It was like I had another dog.

At that point, I just shrugged and laughed. It was truly horrible.

One mistake I made was not to play/tease prior to entering the field... my bad, I didn't know. It was also rainy and very windy.

The killer is that an hour later, the group broke for lunch so I went and did the routine again, just to get a good routine done before going home. The sun was out by then. It was pretty close to perfect... I have video to prove it.

Anyone have any stories like this? I need a little assurance that this has happened to other people. At this point, I'm a little scared that the same thing will happen next weekend when I have the REAL trial.


----------



## Vandal (Dec 22, 2000)

> Quote:It was like I had another dog.


Yeah and for her it was like she had another handler.

When people are nervous they look totally differnt to the dog than normal. You listed all the things that happen most often to nervous handlers. Your voice was probably different than what it is normally leaving her to wonder what that was you said during the sit out of motion. Most dogs forget to sit when they are mesmerized by the nerves of the handler. Practice keeping your voice and your body language the same as it is in training. You are going to have to try to stay focused or she won't be able to either. Your dog is a mirror of you. Your nerves are affecting her, it is that simple. Just relax and try to slow down to an easy 70 mph vs 120.









It's just a BH...it's just a BH ...it's just a BH


----------



## CherryCola (Apr 24, 2006)

DIRECTIVES:
a - According to the dog-trial forum thread, what was the weather like during the first poster's bad run?
b - Carry on the dog-trial forum thread from its last line.

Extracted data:
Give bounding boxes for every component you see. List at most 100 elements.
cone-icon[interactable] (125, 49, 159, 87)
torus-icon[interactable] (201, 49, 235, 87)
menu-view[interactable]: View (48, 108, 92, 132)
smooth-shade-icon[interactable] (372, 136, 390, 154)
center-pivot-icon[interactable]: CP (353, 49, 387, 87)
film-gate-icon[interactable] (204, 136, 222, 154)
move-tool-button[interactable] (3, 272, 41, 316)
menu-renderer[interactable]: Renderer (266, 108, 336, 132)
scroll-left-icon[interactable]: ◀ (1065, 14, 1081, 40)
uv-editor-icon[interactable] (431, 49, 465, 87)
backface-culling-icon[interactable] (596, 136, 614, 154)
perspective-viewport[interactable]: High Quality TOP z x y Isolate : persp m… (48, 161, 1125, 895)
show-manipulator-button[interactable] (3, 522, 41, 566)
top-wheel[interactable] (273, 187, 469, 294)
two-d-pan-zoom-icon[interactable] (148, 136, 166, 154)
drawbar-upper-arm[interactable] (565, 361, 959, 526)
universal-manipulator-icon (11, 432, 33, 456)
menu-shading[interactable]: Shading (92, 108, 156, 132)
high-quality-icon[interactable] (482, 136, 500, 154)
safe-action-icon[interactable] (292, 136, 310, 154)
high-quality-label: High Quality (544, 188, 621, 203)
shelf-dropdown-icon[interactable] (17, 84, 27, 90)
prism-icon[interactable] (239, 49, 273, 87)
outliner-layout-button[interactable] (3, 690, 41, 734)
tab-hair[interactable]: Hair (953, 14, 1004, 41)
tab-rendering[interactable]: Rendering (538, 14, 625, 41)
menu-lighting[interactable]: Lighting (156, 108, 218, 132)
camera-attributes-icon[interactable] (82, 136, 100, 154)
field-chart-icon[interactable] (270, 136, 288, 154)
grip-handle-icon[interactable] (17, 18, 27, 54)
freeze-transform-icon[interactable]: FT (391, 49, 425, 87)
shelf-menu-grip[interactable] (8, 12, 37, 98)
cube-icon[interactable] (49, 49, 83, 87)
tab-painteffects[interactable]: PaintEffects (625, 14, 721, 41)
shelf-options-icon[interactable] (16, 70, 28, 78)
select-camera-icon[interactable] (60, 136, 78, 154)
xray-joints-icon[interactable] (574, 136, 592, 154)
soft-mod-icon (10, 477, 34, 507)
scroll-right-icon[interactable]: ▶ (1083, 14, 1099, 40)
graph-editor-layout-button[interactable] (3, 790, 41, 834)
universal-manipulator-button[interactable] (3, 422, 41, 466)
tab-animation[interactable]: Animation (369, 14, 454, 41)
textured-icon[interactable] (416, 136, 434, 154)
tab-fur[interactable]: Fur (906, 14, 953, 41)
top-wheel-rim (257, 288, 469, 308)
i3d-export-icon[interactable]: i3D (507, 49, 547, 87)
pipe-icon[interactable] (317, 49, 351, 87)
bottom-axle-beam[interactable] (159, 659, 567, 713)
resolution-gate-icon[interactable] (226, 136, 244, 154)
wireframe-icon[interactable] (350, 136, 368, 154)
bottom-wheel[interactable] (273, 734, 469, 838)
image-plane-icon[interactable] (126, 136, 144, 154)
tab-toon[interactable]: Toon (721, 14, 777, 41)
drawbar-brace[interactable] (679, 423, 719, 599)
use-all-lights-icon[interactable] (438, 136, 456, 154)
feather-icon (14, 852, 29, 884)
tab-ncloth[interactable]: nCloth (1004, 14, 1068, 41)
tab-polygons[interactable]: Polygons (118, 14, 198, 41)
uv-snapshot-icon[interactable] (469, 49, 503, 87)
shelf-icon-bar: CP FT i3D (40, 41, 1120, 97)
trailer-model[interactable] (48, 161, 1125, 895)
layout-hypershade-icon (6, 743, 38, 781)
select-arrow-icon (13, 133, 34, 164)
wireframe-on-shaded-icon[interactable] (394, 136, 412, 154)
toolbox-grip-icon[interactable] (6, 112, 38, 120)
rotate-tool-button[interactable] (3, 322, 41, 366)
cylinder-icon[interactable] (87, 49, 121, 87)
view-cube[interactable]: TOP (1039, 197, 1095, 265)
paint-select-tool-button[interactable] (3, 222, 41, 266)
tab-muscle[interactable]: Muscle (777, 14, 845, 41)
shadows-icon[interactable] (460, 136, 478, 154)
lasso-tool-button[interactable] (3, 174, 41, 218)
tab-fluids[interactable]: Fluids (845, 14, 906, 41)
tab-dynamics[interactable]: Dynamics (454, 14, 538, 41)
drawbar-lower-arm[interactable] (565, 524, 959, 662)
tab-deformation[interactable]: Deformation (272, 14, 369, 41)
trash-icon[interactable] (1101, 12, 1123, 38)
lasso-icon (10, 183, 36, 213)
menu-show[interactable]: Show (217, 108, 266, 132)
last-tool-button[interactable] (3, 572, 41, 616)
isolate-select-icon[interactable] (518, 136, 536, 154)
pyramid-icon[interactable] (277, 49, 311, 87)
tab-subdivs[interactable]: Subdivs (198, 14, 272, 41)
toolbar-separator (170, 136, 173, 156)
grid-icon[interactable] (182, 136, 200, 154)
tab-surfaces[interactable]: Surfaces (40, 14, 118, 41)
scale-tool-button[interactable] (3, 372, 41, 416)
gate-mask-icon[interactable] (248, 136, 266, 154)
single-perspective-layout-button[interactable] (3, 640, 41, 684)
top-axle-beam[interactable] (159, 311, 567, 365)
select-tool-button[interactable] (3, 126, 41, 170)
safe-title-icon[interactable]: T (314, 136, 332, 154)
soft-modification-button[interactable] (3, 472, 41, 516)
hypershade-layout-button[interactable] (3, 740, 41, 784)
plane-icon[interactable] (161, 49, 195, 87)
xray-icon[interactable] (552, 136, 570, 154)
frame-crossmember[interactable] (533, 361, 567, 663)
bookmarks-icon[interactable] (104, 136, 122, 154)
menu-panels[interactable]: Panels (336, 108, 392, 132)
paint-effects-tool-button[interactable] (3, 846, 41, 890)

RESULTS OF THE EXERCISE:
a - It was rainy and very windy.

b -
I'm sorry you had a bad experience









I think the advice Anne gave you was great. Dogs (especially the GSD in my opinion) are quite sensitive to your mood and body language. I've been there myself. We've never done a trial or anything, but we've had some big problems when I've been walking her. And I realised that everytime she acts up when we're out, it's because I've tensed up or got nervous or uncomfortable (I have high-functioning autism and social situations are quite difficult for me) and I think she really picks up on all of that. The trouble is, is that it's a vicious circle, because the more she acts up, the more frustrated I get which just makes her worse









My advice would be to just relax and have fun with it. Just write it off, forget and move on - dogs really do live in the moment, I doubt Freyja is worrying about it and neither should you


----------



## G-burg (Nov 10, 2002)

Nat~

That happens to A LOT of handlers! So your not alone.. Our nerves, like Anne said can sometimes do funny things to the dog.. 

That's why I take each trial, training session as a learning experience to improve my skills.. What I might need to work on or not!! 

Definitely get her up in drive before you step onto the field!!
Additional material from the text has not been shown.